_SUPPLIED RECORDS_:
>>>
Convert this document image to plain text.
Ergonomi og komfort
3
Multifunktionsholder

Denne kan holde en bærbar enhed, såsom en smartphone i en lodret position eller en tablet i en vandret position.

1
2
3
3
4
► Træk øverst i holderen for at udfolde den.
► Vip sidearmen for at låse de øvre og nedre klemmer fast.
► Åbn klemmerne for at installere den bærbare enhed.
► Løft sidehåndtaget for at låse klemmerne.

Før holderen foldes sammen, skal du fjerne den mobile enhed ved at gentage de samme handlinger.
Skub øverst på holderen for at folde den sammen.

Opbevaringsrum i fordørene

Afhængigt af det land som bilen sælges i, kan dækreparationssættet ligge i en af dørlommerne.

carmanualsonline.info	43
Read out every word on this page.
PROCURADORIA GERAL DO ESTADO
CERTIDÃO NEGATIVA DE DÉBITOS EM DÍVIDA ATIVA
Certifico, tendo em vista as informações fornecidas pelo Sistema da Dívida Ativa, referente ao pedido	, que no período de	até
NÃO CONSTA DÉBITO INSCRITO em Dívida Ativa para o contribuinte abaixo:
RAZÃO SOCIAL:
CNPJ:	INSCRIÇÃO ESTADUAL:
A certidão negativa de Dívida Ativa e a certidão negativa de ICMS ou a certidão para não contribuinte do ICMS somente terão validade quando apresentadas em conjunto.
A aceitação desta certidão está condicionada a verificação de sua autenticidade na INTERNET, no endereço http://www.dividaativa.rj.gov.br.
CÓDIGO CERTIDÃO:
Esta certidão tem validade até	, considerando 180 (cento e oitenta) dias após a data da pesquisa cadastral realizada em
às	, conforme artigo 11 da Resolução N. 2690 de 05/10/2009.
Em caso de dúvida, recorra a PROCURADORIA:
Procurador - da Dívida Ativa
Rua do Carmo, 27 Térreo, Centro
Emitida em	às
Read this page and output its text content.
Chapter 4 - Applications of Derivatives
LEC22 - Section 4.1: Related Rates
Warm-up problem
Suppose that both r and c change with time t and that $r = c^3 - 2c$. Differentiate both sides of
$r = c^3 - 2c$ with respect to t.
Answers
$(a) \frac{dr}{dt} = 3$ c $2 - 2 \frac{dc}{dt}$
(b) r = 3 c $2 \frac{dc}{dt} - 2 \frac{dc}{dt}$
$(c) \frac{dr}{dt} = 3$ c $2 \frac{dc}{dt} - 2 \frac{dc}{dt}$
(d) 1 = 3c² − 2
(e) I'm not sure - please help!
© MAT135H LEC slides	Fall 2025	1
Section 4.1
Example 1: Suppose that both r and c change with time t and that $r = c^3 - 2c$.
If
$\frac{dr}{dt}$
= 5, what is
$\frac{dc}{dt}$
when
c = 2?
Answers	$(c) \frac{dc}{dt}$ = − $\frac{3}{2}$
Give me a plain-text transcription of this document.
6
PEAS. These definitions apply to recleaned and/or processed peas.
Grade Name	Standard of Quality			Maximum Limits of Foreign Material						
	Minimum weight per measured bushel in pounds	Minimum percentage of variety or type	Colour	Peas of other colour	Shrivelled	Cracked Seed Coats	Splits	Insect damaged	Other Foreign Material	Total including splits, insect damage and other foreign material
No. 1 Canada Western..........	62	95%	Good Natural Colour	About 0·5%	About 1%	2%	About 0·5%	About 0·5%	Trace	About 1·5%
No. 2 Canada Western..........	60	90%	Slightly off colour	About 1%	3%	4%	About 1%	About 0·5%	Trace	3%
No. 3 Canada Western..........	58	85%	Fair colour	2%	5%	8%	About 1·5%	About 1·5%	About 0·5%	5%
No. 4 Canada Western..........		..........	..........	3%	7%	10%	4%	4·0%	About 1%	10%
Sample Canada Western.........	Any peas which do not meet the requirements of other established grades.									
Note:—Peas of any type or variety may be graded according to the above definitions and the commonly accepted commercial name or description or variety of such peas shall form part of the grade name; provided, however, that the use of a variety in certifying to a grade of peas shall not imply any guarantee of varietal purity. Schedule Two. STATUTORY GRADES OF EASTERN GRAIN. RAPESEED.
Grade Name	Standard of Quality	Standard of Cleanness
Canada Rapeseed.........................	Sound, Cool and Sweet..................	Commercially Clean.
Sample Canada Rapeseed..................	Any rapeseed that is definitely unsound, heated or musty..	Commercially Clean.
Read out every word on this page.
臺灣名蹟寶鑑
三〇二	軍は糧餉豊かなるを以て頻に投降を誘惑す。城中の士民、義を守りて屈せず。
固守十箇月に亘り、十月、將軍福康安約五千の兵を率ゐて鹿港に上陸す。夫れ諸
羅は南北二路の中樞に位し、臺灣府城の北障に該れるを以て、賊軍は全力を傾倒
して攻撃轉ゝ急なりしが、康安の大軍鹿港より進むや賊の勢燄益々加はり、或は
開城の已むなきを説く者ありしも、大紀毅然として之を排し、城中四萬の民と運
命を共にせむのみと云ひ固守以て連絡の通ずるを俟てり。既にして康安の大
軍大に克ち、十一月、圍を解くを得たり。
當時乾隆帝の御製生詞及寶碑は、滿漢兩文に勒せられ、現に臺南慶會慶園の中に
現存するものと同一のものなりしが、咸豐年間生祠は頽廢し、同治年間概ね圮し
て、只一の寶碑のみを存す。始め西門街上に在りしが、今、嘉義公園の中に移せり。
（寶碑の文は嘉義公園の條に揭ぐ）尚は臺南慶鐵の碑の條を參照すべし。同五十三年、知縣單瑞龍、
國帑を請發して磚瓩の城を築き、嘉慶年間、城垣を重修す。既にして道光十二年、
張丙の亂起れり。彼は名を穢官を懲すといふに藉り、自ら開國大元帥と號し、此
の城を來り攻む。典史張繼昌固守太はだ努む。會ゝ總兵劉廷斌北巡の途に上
<<<
Of the lines above, how many contain the string "Western"? Only the number is required.

_RESPONSE FOR THIS EXERCISE_: 5